--- Begin DATA ROWS ---

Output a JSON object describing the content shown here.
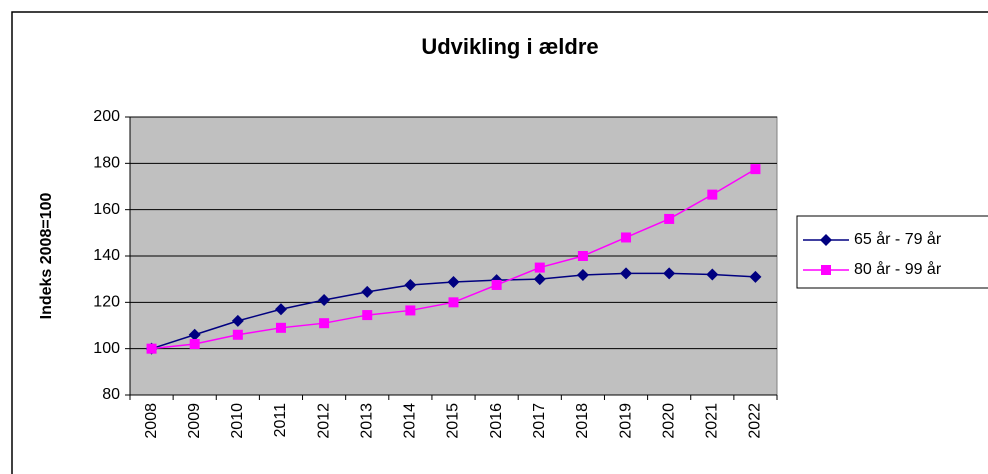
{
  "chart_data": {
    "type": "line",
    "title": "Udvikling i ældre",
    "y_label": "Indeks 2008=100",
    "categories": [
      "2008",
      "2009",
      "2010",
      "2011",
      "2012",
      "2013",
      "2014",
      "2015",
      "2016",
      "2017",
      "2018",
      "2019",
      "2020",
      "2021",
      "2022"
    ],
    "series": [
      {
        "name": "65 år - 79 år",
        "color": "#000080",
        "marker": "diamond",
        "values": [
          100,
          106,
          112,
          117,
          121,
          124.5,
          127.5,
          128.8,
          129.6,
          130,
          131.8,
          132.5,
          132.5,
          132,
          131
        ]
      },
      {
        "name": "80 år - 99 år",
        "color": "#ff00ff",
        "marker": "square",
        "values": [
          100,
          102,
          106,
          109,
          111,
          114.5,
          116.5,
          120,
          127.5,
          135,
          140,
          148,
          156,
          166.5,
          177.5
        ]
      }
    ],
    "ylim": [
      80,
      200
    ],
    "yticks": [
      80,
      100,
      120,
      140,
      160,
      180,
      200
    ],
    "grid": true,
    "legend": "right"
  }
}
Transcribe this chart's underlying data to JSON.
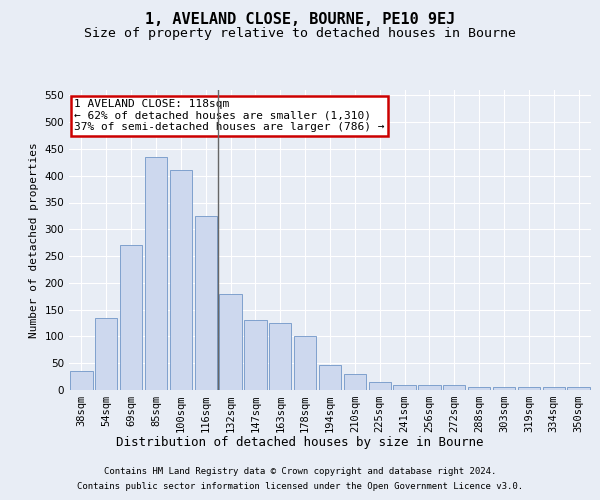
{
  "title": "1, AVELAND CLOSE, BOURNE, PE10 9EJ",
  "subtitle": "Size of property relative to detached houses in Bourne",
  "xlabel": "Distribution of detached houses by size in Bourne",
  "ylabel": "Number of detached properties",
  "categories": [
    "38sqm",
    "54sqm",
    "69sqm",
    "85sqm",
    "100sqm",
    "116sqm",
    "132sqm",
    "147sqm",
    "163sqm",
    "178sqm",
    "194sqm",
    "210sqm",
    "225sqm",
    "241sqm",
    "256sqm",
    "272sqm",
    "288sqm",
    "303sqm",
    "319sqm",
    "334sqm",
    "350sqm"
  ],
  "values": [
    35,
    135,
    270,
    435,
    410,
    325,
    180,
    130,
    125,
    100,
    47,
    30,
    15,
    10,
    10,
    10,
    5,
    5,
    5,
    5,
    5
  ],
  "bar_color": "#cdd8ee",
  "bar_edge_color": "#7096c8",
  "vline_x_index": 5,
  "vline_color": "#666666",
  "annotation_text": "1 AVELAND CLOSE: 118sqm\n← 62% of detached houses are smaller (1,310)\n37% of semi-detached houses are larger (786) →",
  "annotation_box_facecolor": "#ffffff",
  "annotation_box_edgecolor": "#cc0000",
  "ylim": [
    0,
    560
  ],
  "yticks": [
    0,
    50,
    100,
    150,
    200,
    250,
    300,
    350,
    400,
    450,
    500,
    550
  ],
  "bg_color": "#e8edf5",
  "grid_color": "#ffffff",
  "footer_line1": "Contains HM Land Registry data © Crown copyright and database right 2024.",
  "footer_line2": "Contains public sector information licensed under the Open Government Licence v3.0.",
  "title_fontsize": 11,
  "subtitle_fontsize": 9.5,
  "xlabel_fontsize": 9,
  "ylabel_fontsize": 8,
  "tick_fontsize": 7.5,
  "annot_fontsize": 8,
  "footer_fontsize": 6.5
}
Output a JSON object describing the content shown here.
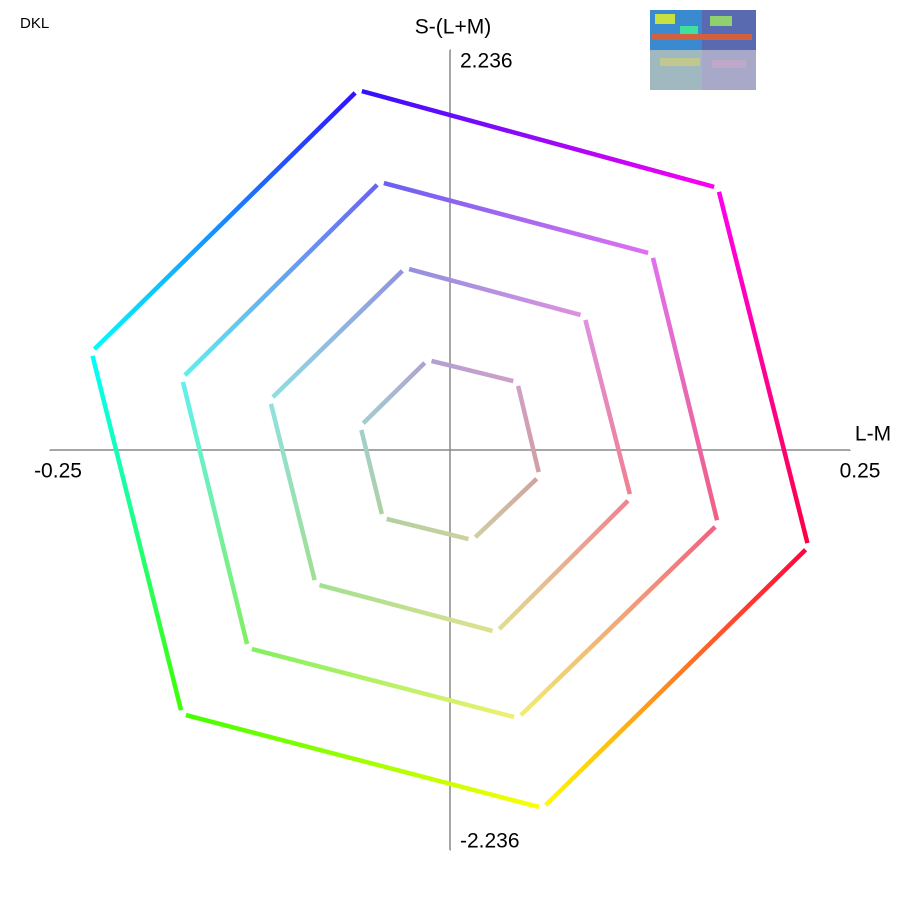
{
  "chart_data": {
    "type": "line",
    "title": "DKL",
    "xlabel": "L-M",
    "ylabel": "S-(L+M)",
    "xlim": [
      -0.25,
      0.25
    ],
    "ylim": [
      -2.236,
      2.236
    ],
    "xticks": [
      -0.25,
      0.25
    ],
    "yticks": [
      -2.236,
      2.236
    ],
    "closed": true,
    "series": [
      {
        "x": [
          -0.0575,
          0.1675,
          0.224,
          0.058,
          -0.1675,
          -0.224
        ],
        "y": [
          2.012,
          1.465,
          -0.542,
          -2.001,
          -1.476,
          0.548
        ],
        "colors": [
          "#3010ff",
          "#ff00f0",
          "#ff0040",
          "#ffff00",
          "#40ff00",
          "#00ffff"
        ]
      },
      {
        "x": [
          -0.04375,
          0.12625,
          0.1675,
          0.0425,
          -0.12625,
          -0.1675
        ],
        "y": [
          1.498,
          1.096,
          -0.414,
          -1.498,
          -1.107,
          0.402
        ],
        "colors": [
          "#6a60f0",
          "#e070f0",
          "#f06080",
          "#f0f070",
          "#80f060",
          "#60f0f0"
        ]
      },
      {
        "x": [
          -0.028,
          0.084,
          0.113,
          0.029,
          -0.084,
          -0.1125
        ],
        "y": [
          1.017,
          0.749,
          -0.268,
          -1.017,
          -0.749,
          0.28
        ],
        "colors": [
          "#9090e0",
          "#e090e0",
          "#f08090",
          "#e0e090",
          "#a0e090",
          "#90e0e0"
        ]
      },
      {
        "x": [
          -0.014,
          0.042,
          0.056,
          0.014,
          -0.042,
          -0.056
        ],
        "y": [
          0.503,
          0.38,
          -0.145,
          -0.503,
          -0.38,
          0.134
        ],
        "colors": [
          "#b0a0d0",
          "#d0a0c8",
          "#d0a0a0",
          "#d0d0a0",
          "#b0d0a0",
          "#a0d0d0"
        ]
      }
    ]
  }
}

--- End DATA ROWS ---

TASK DESCRIPTION | Write out the entries above verbatim; the pictures do not belong in your copy.

ANSWER FOR THE TASK |
Output a JSON object describing the content shown here.
{
  "chart_data": {
    "type": "line",
    "title": "Udvikling i ældre",
    "y_label": "Indeks 2008=100",
    "categories": [
      "2008",
      "2009",
      "2010",
      "2011",
      "2012",
      "2013",
      "2014",
      "2015",
      "2016",
      "2017",
      "2018",
      "2019",
      "2020",
      "2021",
      "2022"
    ],
    "series": [
      {
        "name": "65 år - 79 år",
        "color": "#000080",
        "marker": "diamond",
        "values": [
          100,
          106,
          112,
          117,
          121,
          124.5,
          127.5,
          128.8,
          129.6,
          130,
          131.8,
          132.5,
          132.5,
          132,
          131
        ]
      },
      {
        "name": "80 år - 99 år",
        "color": "#ff00ff",
        "marker": "square",
        "values": [
          100,
          102,
          106,
          109,
          111,
          114.5,
          116.5,
          120,
          127.5,
          135,
          140,
          148,
          156,
          166.5,
          177.5
        ]
      }
    ],
    "ylim": [
      80,
      200
    ],
    "yticks": [
      80,
      100,
      120,
      140,
      160,
      180,
      200
    ],
    "grid": true,
    "legend": "right"
  }
}
Transcribe this chart's underlying data to JSON.
{
  "title": "1, AVELAND CLOSE, BOURNE, PE10 9EJ",
  "subtitle": "Size of property relative to detached houses in Bourne",
  "xlabel": "Distribution of detached houses by size in Bourne",
  "ylabel": "Number of detached properties",
  "categories": [
    "38sqm",
    "54sqm",
    "69sqm",
    "85sqm",
    "100sqm",
    "116sqm",
    "132sqm",
    "147sqm",
    "163sqm",
    "178sqm",
    "194sqm",
    "210sqm",
    "225sqm",
    "241sqm",
    "256sqm",
    "272sqm",
    "288sqm",
    "303sqm",
    "319sqm",
    "334sqm",
    "350sqm"
  ],
  "values": [
    35,
    135,
    270,
    435,
    410,
    325,
    180,
    130,
    125,
    100,
    47,
    30,
    15,
    10,
    10,
    10,
    5,
    5,
    5,
    5,
    5
  ],
  "bar_color": "#cdd8ee",
  "bar_edge_color": "#7096c8",
  "vline_x_index": 5,
  "vline_color": "#666666",
  "annotation_text": "1 AVELAND CLOSE: 118sqm\n← 62% of detached houses are smaller (1,310)\n37% of semi-detached houses are larger (786) →",
  "annotation_box_facecolor": "#ffffff",
  "annotation_box_edgecolor": "#cc0000",
  "ylim": [
    0,
    560
  ],
  "yticks": [
    0,
    50,
    100,
    150,
    200,
    250,
    300,
    350,
    400,
    450,
    500,
    550
  ],
  "bg_color": "#e8edf5",
  "grid_color": "#ffffff",
  "footer_line1": "Contains HM Land Registry data © Crown copyright and database right 2024.",
  "footer_line2": "Contains public sector information licensed under the Open Government Licence v3.0.",
  "title_fontsize": 11,
  "subtitle_fontsize": 9.5,
  "xlabel_fontsize": 9,
  "ylabel_fontsize": 8,
  "tick_fontsize": 7.5,
  "annot_fontsize": 8,
  "footer_fontsize": 6.5
}
Output a JSON object describing the content shown here.
{
  "chart_data": {
    "type": "line",
    "title": "DKL",
    "xlabel": "L-M",
    "ylabel": "S-(L+M)",
    "xlim": [
      -0.25,
      0.25
    ],
    "ylim": [
      -2.236,
      2.236
    ],
    "xticks": [
      -0.25,
      0.25
    ],
    "yticks": [
      -2.236,
      2.236
    ],
    "closed": true,
    "series": [
      {
        "x": [
          -0.0575,
          0.1675,
          0.224,
          0.058,
          -0.1675,
          -0.224
        ],
        "y": [
          2.012,
          1.465,
          -0.542,
          -2.001,
          -1.476,
          0.548
        ],
        "colors": [
          "#3010ff",
          "#ff00f0",
          "#ff0040",
          "#ffff00",
          "#40ff00",
          "#00ffff"
        ]
      },
      {
        "x": [
          -0.04375,
          0.12625,
          0.1675,
          0.0425,
          -0.12625,
          -0.1675
        ],
        "y": [
          1.498,
          1.096,
          -0.414,
          -1.498,
          -1.107,
          0.402
        ],
        "colors": [
          "#6a60f0",
          "#e070f0",
          "#f06080",
          "#f0f070",
          "#80f060",
          "#60f0f0"
        ]
      },
      {
        "x": [
          -0.028,
          0.084,
          0.113,
          0.029,
          -0.084,
          -0.1125
        ],
        "y": [
          1.017,
          0.749,
          -0.268,
          -1.017,
          -0.749,
          0.28
        ],
        "colors": [
          "#9090e0",
          "#e090e0",
          "#f08090",
          "#e0e090",
          "#a0e090",
          "#90e0e0"
        ]
      },
      {
        "x": [
          -0.014,
          0.042,
          0.056,
          0.014,
          -0.042,
          -0.056
        ],
        "y": [
          0.503,
          0.38,
          -0.145,
          -0.503,
          -0.38,
          0.134
        ],
        "colors": [
          "#b0a0d0",
          "#d0a0c8",
          "#d0a0a0",
          "#d0d0a0",
          "#b0d0a0",
          "#a0d0d0"
        ]
      }
    ]
  }
}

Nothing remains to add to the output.